- **Description of the task**: Examine each line of the data. Copy those that contain the string "https".

:: Input ::

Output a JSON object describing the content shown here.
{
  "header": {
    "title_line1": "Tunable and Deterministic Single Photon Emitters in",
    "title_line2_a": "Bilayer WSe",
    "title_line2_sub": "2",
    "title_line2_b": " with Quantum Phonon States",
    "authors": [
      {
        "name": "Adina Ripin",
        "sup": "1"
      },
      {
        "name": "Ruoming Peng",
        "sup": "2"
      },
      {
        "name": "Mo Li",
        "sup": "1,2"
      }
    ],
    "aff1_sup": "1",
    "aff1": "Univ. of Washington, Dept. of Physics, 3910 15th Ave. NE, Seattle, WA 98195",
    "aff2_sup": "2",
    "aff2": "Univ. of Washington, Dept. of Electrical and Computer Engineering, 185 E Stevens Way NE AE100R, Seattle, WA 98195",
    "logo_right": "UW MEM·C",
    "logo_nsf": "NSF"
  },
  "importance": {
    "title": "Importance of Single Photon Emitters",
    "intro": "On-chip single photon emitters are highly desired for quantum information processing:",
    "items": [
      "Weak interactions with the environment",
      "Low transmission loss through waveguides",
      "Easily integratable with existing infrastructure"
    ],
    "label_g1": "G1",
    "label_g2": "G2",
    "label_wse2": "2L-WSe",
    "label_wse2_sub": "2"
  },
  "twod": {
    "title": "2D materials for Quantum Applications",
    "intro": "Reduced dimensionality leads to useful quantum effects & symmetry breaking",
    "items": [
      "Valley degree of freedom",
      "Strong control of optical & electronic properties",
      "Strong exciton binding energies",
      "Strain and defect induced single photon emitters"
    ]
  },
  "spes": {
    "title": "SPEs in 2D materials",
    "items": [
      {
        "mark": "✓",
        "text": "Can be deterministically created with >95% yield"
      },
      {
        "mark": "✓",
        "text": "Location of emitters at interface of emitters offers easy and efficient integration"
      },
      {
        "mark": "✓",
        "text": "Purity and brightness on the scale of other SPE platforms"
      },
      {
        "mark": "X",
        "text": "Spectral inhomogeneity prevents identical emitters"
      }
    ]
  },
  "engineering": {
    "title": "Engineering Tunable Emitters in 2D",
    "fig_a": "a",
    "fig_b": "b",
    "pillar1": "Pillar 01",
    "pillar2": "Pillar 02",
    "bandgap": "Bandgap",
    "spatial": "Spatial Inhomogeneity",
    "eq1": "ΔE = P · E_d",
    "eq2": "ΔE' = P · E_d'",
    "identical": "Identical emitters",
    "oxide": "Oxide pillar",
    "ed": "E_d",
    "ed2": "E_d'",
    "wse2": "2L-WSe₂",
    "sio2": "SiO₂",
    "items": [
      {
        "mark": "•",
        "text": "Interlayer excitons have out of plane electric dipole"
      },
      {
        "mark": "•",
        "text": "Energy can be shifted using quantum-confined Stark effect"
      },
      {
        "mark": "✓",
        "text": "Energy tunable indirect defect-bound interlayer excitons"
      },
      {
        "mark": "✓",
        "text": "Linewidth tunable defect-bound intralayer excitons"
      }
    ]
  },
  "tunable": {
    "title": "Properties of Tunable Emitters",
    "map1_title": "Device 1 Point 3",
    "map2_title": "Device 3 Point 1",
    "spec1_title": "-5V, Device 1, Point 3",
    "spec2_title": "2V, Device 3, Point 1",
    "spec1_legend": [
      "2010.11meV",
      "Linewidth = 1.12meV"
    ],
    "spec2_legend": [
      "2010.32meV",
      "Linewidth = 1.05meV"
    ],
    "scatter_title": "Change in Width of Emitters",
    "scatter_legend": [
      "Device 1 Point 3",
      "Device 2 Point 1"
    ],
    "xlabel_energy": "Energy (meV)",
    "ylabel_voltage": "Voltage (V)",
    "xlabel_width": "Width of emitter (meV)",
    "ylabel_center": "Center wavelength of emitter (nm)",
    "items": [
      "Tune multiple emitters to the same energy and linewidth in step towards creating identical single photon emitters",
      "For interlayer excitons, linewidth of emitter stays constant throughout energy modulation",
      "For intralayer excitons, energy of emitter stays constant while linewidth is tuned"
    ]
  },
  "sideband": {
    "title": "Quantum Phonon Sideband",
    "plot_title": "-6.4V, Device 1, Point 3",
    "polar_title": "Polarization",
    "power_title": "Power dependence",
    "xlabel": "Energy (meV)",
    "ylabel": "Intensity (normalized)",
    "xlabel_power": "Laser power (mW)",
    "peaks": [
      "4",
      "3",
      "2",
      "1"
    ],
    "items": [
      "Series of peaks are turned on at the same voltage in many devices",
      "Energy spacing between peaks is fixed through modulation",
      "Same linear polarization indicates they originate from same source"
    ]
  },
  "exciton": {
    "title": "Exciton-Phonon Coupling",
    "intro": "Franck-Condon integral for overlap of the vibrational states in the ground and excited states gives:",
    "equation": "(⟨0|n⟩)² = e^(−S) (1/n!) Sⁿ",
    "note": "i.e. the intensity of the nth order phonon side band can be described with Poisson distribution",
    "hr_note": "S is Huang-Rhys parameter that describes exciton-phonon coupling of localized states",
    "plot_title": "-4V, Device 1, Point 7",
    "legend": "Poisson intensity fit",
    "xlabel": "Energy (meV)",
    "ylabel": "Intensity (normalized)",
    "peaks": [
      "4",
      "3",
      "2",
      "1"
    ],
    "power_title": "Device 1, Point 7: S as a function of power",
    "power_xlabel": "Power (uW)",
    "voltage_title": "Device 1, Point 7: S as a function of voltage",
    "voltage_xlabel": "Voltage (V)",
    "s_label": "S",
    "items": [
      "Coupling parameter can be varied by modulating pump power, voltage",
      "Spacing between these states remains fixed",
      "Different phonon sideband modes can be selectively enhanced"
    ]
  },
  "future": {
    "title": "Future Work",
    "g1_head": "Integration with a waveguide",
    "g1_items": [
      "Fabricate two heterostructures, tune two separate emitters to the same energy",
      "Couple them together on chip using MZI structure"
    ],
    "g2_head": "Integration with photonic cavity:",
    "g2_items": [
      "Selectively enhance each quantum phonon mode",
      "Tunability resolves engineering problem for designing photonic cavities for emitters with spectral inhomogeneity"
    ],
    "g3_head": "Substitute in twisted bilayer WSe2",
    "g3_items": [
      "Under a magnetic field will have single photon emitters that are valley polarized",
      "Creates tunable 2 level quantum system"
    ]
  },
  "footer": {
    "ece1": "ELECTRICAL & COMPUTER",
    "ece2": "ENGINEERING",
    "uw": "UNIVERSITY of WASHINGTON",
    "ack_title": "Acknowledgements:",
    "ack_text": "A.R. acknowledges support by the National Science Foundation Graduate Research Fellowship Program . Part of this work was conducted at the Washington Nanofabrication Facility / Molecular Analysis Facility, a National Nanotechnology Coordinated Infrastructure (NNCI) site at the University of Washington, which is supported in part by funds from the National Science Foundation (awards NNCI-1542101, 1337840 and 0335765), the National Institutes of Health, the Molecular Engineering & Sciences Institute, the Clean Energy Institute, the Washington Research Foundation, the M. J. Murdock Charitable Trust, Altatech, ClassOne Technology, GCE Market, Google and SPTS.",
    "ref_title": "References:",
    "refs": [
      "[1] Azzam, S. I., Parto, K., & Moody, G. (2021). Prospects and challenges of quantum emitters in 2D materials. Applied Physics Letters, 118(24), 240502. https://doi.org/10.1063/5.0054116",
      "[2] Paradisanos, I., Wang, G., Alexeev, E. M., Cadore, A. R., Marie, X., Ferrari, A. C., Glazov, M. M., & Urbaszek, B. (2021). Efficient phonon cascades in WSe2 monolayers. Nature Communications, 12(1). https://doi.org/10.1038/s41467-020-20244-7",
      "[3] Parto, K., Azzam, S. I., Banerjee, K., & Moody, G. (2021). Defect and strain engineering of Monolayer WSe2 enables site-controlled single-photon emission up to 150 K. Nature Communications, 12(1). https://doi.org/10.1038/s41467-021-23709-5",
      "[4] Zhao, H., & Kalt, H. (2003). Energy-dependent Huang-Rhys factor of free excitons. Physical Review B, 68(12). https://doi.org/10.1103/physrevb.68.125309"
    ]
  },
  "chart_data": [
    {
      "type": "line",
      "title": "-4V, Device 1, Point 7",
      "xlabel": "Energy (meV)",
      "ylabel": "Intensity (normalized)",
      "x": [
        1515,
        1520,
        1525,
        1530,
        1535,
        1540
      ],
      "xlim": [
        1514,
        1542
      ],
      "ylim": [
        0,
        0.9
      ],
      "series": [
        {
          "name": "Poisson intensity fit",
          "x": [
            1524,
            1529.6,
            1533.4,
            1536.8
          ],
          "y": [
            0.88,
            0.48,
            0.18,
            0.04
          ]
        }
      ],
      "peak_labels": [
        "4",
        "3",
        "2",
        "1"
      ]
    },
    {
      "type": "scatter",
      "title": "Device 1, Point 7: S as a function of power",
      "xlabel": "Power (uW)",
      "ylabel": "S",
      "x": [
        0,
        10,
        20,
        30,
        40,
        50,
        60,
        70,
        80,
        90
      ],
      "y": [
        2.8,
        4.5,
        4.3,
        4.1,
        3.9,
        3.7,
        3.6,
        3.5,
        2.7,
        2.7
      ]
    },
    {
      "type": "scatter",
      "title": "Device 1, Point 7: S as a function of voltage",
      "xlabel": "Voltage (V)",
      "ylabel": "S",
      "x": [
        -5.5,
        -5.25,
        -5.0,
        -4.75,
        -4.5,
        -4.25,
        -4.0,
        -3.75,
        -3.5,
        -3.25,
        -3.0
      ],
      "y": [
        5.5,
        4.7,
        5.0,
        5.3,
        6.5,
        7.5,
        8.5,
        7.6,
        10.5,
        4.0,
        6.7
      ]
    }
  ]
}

:::

- **Response below**:
      "[1] Azzam, S. I., Parto, K., & Moody, G. (2021). Prospects and challenges of quantum emitters in 2D materials. Applied Physics Letters, 118(24), 240502. https://doi.org/10.1063/5.0054116",
      "[2] Paradisanos, I., Wang, G., Alexeev, E. M., Cadore, A. R., Marie, X., Ferrari, A. C., Glazov, M. M., & Urbaszek, B. (2021). Efficient phonon cascades in WSe2 monolayers. Nature Communications, 12(1). https://doi.org/10.1038/s41467-020-20244-7",
      "[3] Parto, K., Azzam, S. I., Banerjee, K., & Moody, G. (2021). Defect and strain engineering of Monolayer WSe2 enables site-controlled single-photon emission up to 150 K. Nature Communications, 12(1). https://doi.org/10.1038/s41467-021-23709-5",
      "[4] Zhao, H., & Kalt, H. (2003). Energy-dependent Huang-Rhys factor of free excitons. Physical Review B, 68(12). https://doi.org/10.1103/physrevb.68.125309"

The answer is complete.